Given problem
Without the pictures, copy all the entries below exactly.

Available records
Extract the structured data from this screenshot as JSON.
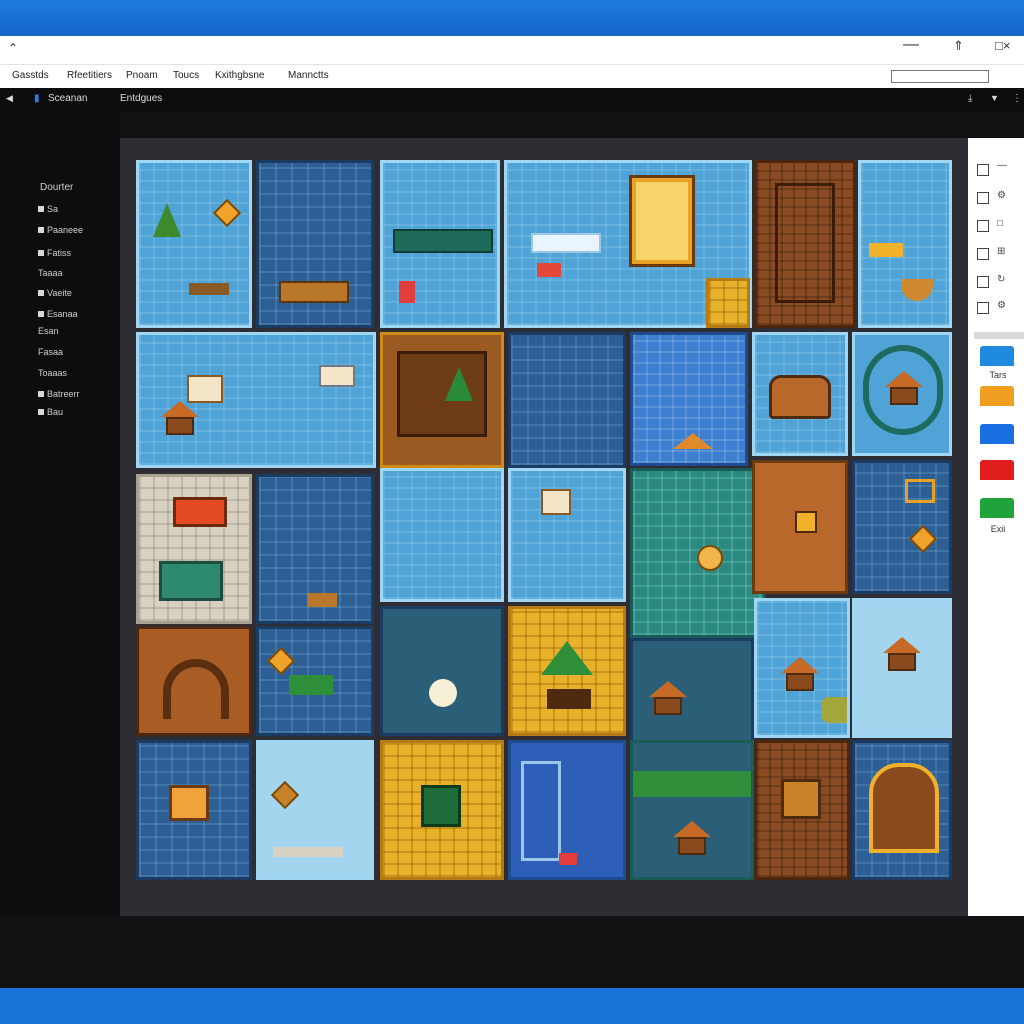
{
  "window": {
    "menus": [
      "Gasstds",
      "Rfeetitiers",
      "Pnoam",
      "Toucs",
      "Kxithgbsne",
      "Mannctts"
    ],
    "toolbar_label_1": "Sceanan",
    "toolbar_label_2": "Entdgues"
  },
  "sidebar": {
    "header": "Dourter",
    "items": [
      {
        "label": "Sa",
        "icon": "pointer-icon"
      },
      {
        "label": "Paaneee",
        "icon": "arrow-icon"
      },
      {
        "label": "Fatiss",
        "icon": "tile-icon"
      },
      {
        "label": "Taaaa",
        "icon": ""
      },
      {
        "label": "Vaeite",
        "icon": "layer-icon"
      },
      {
        "label": "Esanaa",
        "icon": "folder-icon"
      },
      {
        "label": "Esan",
        "icon": ""
      },
      {
        "label": "Fasaa",
        "icon": ""
      },
      {
        "label": "Toaaas",
        "icon": ""
      },
      {
        "label": "Batreerr",
        "icon": "save-icon"
      },
      {
        "label": "Bau",
        "icon": "play-icon"
      }
    ]
  },
  "right_panel": {
    "swatch_label_1": "Tars",
    "swatch_label_2": "Exii",
    "swatch_colors": [
      "#1f8ae0",
      "#f0a020",
      "#1a6fe0",
      "#e01e1e",
      "#1fa33a"
    ]
  },
  "map": {
    "grid_cols": 7,
    "grid_rows": 5
  }
}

Reply
Extract the structured data from this screenshot as JSON.
{
  "window": {
    "menus": [
      "Gasstds",
      "Rfeetitiers",
      "Pnoam",
      "Toucs",
      "Kxithgbsne",
      "Mannctts"
    ],
    "toolbar_label_1": "Sceanan",
    "toolbar_label_2": "Entdgues"
  },
  "sidebar": {
    "header": "Dourter",
    "items": [
      {
        "label": "Sa",
        "icon": "pointer-icon"
      },
      {
        "label": "Paaneee",
        "icon": "arrow-icon"
      },
      {
        "label": "Fatiss",
        "icon": "tile-icon"
      },
      {
        "label": "Taaaa",
        "icon": ""
      },
      {
        "label": "Vaeite",
        "icon": "layer-icon"
      },
      {
        "label": "Esanaa",
        "icon": "folder-icon"
      },
      {
        "label": "Esan",
        "icon": ""
      },
      {
        "label": "Fasaa",
        "icon": ""
      },
      {
        "label": "Toaaas",
        "icon": ""
      },
      {
        "label": "Batreerr",
        "icon": "save-icon"
      },
      {
        "label": "Bau",
        "icon": "play-icon"
      }
    ]
  },
  "right_panel": {
    "swatch_label_1": "Tars",
    "swatch_label_2": "Exii",
    "swatch_colors": [
      "#1f8ae0",
      "#f0a020",
      "#1a6fe0",
      "#e01e1e",
      "#1fa33a"
    ]
  },
  "map": {
    "grid_cols": 7,
    "grid_rows": 5
  }
}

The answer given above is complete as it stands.